#### Dataset rows:
------------------------------------------------------------------------

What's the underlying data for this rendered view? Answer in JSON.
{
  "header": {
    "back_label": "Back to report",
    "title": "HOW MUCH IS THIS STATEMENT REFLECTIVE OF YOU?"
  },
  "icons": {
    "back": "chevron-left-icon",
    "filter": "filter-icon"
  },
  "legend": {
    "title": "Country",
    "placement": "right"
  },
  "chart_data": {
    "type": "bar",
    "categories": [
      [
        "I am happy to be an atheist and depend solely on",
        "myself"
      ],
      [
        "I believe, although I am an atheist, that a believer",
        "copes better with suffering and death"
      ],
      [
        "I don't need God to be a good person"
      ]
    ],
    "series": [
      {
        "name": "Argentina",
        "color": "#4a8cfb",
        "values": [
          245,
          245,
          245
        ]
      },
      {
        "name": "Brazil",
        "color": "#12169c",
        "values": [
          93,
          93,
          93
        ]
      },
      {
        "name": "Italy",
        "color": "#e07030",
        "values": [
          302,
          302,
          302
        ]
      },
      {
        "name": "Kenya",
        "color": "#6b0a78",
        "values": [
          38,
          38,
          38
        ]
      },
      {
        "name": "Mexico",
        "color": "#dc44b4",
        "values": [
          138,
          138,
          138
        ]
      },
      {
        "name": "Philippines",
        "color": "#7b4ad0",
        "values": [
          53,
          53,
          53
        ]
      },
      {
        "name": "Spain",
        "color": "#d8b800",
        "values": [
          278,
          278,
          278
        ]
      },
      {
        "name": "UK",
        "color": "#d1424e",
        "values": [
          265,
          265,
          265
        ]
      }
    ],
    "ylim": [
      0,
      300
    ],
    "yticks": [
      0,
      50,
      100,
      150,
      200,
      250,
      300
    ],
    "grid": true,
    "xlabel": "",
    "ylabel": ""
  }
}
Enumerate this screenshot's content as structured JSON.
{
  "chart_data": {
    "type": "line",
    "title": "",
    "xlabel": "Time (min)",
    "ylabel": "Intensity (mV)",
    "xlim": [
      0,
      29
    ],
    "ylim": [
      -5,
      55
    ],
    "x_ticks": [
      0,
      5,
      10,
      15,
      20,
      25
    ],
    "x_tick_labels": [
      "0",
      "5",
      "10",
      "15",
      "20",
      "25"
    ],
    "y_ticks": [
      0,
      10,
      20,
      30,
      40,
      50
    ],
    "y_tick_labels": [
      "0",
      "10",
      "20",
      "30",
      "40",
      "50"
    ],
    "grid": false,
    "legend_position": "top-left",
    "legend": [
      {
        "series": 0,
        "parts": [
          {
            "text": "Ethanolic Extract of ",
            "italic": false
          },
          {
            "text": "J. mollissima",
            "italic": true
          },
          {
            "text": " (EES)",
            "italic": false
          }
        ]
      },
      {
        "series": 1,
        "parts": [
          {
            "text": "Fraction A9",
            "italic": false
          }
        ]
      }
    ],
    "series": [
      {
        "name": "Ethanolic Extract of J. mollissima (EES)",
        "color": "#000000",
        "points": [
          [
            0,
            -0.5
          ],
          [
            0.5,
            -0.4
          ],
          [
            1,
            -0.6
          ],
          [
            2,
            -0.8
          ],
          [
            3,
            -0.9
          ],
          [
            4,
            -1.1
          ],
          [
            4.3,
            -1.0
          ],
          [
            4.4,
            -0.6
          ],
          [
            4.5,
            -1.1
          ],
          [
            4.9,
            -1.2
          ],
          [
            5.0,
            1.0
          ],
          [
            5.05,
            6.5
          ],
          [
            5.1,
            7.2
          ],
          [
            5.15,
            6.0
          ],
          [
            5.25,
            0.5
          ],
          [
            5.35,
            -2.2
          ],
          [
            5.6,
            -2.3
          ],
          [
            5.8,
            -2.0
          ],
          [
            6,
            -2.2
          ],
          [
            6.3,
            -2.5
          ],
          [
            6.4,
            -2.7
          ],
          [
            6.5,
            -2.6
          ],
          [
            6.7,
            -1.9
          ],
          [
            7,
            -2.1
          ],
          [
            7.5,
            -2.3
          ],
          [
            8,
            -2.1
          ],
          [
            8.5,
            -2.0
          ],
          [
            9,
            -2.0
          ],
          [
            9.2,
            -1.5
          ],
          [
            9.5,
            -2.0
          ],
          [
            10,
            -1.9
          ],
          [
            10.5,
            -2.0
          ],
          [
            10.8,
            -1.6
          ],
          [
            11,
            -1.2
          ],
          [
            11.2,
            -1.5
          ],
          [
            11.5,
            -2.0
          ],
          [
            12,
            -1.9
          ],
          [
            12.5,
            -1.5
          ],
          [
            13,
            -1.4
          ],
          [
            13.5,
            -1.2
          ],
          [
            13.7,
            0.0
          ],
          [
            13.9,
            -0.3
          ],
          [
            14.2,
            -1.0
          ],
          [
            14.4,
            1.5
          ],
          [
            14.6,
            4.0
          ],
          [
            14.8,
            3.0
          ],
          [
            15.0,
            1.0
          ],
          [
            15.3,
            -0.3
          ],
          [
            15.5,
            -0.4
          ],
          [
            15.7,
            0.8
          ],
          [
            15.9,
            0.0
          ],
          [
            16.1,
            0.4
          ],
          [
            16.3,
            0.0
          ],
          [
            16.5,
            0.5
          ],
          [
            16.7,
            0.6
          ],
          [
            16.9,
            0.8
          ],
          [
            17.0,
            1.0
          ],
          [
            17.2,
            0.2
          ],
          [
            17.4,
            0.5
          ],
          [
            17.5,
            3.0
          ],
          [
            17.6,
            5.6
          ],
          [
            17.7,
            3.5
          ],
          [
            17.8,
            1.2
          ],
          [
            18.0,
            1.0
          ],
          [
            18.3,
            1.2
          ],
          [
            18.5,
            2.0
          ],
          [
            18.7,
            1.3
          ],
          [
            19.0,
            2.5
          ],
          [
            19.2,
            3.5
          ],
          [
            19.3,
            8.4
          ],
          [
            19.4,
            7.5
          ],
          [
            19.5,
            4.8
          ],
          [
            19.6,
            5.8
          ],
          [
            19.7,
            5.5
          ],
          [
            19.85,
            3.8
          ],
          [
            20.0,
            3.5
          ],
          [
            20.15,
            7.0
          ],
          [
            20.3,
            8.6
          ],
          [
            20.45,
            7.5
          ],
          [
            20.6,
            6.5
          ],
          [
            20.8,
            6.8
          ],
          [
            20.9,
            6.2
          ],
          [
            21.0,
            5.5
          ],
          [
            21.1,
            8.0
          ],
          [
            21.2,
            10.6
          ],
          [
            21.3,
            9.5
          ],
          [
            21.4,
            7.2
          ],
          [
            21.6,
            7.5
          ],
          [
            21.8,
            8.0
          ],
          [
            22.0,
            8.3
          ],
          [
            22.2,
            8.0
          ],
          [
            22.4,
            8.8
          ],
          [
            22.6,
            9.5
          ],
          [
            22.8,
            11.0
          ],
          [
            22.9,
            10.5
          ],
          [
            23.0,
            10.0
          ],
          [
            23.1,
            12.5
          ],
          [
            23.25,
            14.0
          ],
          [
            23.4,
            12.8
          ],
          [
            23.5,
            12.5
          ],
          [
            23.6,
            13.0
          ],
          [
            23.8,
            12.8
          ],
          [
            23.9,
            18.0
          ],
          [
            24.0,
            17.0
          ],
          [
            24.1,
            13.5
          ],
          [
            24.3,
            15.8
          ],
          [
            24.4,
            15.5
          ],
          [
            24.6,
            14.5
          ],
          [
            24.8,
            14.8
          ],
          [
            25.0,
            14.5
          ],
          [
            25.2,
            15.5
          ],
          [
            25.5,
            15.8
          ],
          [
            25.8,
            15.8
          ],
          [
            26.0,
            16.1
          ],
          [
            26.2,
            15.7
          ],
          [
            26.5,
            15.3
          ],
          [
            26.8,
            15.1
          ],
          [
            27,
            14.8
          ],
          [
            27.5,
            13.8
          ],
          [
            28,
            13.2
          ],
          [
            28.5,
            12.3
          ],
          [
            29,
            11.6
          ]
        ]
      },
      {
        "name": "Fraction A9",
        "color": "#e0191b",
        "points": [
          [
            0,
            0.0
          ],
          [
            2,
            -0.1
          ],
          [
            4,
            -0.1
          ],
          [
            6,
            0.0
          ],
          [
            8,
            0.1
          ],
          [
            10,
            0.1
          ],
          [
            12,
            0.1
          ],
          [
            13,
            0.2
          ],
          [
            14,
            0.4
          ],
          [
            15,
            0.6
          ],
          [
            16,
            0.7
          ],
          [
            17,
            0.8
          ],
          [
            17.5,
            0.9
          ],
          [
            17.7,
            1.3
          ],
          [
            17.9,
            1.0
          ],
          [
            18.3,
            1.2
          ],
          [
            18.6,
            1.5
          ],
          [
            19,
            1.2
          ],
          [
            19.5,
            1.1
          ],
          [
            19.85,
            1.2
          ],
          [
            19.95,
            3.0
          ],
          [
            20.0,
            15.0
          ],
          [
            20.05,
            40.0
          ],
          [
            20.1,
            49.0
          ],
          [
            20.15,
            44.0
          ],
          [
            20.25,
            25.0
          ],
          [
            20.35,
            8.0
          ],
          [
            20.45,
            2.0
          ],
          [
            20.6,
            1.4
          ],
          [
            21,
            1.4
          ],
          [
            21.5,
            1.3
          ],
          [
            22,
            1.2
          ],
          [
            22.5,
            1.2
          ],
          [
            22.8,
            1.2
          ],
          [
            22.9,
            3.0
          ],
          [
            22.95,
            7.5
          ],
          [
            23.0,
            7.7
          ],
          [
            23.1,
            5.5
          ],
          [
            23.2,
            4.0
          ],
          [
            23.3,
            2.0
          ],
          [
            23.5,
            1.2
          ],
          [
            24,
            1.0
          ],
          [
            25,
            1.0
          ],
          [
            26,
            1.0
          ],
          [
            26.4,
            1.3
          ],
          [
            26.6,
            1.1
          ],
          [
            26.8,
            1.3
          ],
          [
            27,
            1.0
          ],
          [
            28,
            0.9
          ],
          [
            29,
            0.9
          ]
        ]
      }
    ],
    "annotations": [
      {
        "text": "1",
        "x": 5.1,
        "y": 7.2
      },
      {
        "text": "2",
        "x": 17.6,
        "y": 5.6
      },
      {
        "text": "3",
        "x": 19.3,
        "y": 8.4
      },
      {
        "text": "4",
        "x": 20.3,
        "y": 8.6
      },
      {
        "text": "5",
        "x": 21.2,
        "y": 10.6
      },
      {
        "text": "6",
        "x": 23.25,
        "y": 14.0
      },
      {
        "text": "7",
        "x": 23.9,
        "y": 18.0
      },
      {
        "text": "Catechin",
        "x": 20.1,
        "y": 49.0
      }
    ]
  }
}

------------------------------------------------------------------------

#### Work to complete:
Gather each line in the entries above where the string "Ethanolic" is found.

#### Reply:
            "text": "Ethanolic Extract of ",
        "name": "Ethanolic Extract of J. mollissima (EES)",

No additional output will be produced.